| Supplied material |

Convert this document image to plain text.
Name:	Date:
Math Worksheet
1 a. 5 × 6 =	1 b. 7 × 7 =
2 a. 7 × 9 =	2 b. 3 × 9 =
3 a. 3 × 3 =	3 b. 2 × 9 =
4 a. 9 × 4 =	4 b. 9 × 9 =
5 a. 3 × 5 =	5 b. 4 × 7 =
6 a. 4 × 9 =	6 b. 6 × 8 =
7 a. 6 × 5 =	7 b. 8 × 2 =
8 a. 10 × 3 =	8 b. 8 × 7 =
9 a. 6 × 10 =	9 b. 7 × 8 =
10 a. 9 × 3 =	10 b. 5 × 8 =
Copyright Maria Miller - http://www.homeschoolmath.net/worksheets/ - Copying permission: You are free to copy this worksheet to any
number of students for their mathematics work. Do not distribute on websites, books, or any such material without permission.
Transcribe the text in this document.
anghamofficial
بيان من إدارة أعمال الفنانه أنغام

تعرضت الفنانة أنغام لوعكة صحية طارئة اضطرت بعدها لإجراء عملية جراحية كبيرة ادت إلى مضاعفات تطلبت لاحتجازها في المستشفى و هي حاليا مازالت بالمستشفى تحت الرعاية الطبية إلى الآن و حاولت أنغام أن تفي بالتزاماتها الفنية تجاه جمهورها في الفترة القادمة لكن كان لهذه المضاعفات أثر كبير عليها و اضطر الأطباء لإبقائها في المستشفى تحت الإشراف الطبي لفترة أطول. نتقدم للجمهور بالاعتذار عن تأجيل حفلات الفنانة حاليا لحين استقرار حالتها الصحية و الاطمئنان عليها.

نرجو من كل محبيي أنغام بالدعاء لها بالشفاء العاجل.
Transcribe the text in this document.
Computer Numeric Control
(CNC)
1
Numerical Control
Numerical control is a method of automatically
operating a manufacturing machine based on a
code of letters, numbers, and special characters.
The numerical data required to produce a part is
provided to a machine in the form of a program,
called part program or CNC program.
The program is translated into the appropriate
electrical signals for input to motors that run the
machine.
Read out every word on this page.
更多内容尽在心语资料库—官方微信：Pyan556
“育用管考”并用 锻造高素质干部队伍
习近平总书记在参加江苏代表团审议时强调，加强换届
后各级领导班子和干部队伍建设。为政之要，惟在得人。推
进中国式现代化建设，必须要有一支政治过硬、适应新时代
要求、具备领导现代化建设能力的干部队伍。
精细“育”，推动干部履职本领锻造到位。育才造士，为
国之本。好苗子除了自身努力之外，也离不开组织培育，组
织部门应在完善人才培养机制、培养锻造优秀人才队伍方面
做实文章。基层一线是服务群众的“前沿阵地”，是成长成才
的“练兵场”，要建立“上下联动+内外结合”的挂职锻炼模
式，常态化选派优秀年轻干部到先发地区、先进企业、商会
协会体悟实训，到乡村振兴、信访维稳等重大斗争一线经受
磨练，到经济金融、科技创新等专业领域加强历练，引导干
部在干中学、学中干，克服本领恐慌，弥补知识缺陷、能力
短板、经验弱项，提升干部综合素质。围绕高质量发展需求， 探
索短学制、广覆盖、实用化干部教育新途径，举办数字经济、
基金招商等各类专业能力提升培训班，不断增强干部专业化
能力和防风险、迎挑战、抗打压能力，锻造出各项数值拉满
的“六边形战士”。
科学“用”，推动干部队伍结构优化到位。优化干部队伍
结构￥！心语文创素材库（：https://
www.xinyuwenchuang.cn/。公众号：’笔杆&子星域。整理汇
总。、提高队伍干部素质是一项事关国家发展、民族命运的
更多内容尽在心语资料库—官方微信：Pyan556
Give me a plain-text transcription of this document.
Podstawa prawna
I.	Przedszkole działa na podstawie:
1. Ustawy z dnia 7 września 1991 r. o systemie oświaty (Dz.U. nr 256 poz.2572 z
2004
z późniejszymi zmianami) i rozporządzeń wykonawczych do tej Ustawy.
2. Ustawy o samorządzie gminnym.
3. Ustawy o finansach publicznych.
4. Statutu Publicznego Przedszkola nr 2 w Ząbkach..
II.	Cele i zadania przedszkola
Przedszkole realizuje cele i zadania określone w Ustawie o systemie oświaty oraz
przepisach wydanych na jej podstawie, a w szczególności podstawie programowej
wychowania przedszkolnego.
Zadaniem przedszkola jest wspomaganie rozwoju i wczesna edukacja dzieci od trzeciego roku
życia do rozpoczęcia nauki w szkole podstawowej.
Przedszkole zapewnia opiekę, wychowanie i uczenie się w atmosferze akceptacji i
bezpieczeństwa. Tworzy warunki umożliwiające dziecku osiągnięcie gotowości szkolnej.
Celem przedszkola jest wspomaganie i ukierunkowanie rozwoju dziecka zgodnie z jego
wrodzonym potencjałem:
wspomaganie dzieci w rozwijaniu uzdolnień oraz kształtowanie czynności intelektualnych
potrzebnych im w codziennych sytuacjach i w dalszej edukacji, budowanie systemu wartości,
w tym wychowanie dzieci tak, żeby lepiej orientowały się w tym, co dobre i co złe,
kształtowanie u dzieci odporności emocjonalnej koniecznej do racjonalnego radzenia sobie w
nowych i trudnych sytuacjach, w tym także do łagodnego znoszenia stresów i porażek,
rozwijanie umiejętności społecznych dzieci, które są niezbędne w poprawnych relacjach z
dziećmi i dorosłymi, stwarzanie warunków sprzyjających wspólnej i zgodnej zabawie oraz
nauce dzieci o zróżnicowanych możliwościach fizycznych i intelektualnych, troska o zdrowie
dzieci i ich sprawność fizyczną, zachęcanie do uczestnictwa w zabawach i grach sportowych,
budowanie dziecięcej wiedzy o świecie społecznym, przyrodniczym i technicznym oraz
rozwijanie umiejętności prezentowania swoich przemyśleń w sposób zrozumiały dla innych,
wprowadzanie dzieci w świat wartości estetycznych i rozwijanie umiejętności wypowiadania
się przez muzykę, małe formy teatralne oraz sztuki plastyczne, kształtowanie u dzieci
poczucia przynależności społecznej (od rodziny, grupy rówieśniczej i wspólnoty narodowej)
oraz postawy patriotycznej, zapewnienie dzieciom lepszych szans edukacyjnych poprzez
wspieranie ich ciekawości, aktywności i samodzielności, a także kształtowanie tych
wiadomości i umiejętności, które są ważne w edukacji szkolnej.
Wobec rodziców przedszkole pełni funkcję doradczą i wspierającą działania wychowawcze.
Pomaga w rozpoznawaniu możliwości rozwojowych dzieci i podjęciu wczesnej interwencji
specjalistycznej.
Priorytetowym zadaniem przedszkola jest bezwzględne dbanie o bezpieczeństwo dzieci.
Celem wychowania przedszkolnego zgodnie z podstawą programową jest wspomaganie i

| The problem |
Which lines contain the word "zadania"? Copy each of them.

| Output of the task |
II.	Cele i zadania przedszkola
Przedszkole realizuje cele i zadania określone w Ustawie o systemie oświaty oraz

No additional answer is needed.